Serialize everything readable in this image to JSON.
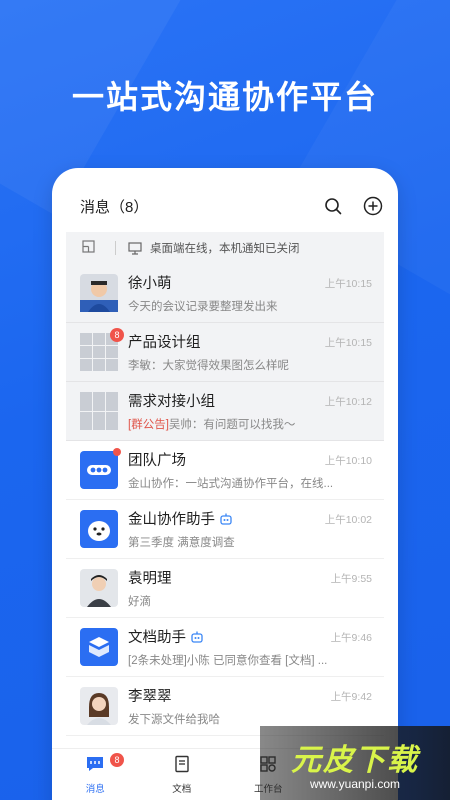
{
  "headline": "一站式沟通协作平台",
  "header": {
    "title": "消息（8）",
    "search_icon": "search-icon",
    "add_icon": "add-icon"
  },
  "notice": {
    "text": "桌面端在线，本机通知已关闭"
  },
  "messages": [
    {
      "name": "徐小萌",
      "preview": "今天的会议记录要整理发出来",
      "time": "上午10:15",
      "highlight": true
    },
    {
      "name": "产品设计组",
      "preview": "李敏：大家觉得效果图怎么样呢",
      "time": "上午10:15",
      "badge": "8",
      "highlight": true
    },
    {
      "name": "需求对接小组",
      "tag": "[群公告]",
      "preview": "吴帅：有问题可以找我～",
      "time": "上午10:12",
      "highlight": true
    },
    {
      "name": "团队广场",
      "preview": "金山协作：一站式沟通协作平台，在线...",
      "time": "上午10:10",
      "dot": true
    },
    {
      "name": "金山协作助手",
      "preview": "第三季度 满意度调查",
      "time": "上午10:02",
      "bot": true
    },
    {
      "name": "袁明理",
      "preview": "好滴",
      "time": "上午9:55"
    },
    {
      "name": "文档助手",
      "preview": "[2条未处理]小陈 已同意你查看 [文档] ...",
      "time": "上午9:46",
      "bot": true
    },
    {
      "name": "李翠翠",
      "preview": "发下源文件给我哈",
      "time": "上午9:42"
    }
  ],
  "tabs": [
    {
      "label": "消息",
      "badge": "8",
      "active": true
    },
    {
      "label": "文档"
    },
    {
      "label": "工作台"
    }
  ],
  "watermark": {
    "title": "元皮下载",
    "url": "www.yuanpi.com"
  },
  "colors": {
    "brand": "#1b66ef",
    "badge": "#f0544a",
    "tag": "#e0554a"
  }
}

## EXERCISE AIM
Work out the number of lines above that include the string "preview" and write only that number.

## IN RESPONSE
8